**What the exercise asks**
Can you output the material exactly as written, minus any pictures it holds?

**Saved entries**
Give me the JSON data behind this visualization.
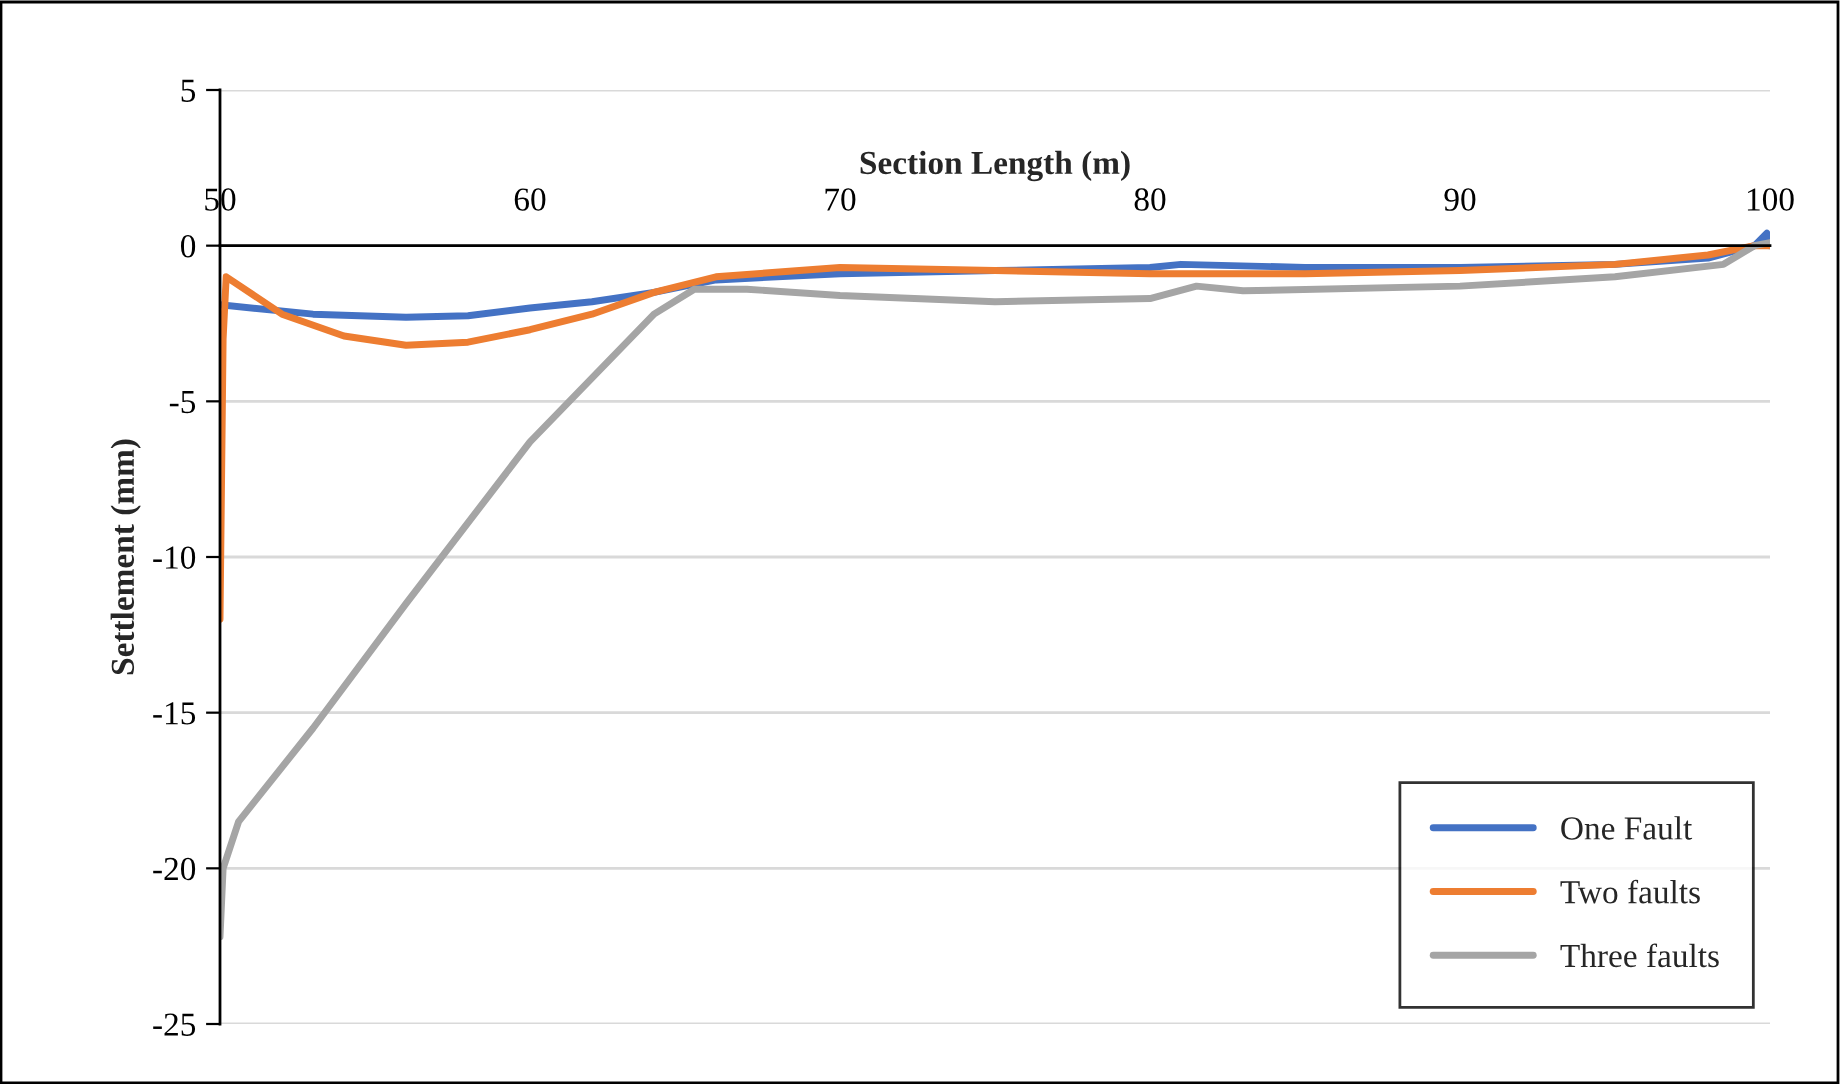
{
  "chart_data": {
    "type": "line",
    "xlabel": "Section Length (m)",
    "ylabel": "Settlement (mm)",
    "xlim": [
      50,
      100
    ],
    "xticks": [
      50,
      60,
      70,
      80,
      90,
      100
    ],
    "ylim": [
      -25,
      5
    ],
    "yticks": [
      -25,
      -20,
      -15,
      -10,
      -5,
      0,
      5
    ],
    "grid": "y",
    "legend": "bottom right",
    "marker": "none",
    "line_style": "solid",
    "series": [
      {
        "name": "One Fault",
        "color": "#4472c4",
        "x": [
          50,
          53,
          56,
          58,
          60,
          62,
          64,
          66,
          70,
          75,
          80,
          81,
          85,
          90,
          95,
          98,
          99.5,
          99.9,
          100
        ],
        "values": [
          -1.9,
          -2.2,
          -2.3,
          -2.25,
          -2.0,
          -1.8,
          -1.5,
          -1.1,
          -0.9,
          -0.8,
          -0.7,
          -0.6,
          -0.7,
          -0.7,
          -0.6,
          -0.4,
          0,
          0.4,
          0
        ]
      },
      {
        "name": "Two faults",
        "color": "#ed7d31",
        "x": [
          50,
          50.1,
          50.2,
          52,
          54,
          56,
          58,
          60,
          62,
          64,
          66,
          70,
          75,
          80,
          85,
          90,
          95,
          98,
          99.5,
          100
        ],
        "values": [
          -12,
          -3,
          -1.0,
          -2.2,
          -2.9,
          -3.2,
          -3.1,
          -2.7,
          -2.2,
          -1.5,
          -1.0,
          -0.7,
          -0.8,
          -0.9,
          -0.9,
          -0.8,
          -0.6,
          -0.3,
          0,
          0
        ]
      },
      {
        "name": "Three faults",
        "color": "#a5a5a5",
        "x": [
          50,
          50.1,
          50.6,
          53,
          56,
          60,
          64,
          65.3,
          67,
          70,
          75,
          80,
          81.5,
          83,
          90,
          95,
          98.5,
          99,
          99.5,
          100
        ],
        "values": [
          -22.2,
          -20,
          -18.5,
          -15.5,
          -11.5,
          -6.3,
          -2.2,
          -1.4,
          -1.4,
          -1.6,
          -1.8,
          -1.7,
          -1.3,
          -1.45,
          -1.3,
          -1.0,
          -0.6,
          -0.3,
          0,
          0.1
        ]
      }
    ]
  }
}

**Task result**
Give me the JSON data behind this visualization.
{
  "chart_data": {
    "type": "line",
    "xlabel": "Section Length (m)",
    "ylabel": "Settlement (mm)",
    "xlim": [
      50,
      100
    ],
    "xticks": [
      50,
      60,
      70,
      80,
      90,
      100
    ],
    "ylim": [
      -25,
      5
    ],
    "yticks": [
      -25,
      -20,
      -15,
      -10,
      -5,
      0,
      5
    ],
    "grid": "y",
    "legend": "bottom right",
    "marker": "none",
    "line_style": "solid",
    "series": [
      {
        "name": "One Fault",
        "color": "#4472c4",
        "x": [
          50,
          53,
          56,
          58,
          60,
          62,
          64,
          66,
          70,
          75,
          80,
          81,
          85,
          90,
          95,
          98,
          99.5,
          99.9,
          100
        ],
        "values": [
          -1.9,
          -2.2,
          -2.3,
          -2.25,
          -2.0,
          -1.8,
          -1.5,
          -1.1,
          -0.9,
          -0.8,
          -0.7,
          -0.6,
          -0.7,
          -0.7,
          -0.6,
          -0.4,
          0,
          0.4,
          0
        ]
      },
      {
        "name": "Two faults",
        "color": "#ed7d31",
        "x": [
          50,
          50.1,
          50.2,
          52,
          54,
          56,
          58,
          60,
          62,
          64,
          66,
          70,
          75,
          80,
          85,
          90,
          95,
          98,
          99.5,
          100
        ],
        "values": [
          -12,
          -3,
          -1.0,
          -2.2,
          -2.9,
          -3.2,
          -3.1,
          -2.7,
          -2.2,
          -1.5,
          -1.0,
          -0.7,
          -0.8,
          -0.9,
          -0.9,
          -0.8,
          -0.6,
          -0.3,
          0,
          0
        ]
      },
      {
        "name": "Three faults",
        "color": "#a5a5a5",
        "x": [
          50,
          50.1,
          50.6,
          53,
          56,
          60,
          64,
          65.3,
          67,
          70,
          75,
          80,
          81.5,
          83,
          90,
          95,
          98.5,
          99,
          99.5,
          100
        ],
        "values": [
          -22.2,
          -20,
          -18.5,
          -15.5,
          -11.5,
          -6.3,
          -2.2,
          -1.4,
          -1.4,
          -1.6,
          -1.8,
          -1.7,
          -1.3,
          -1.45,
          -1.3,
          -1.0,
          -0.6,
          -0.3,
          0,
          0.1
        ]
      }
    ]
  }
}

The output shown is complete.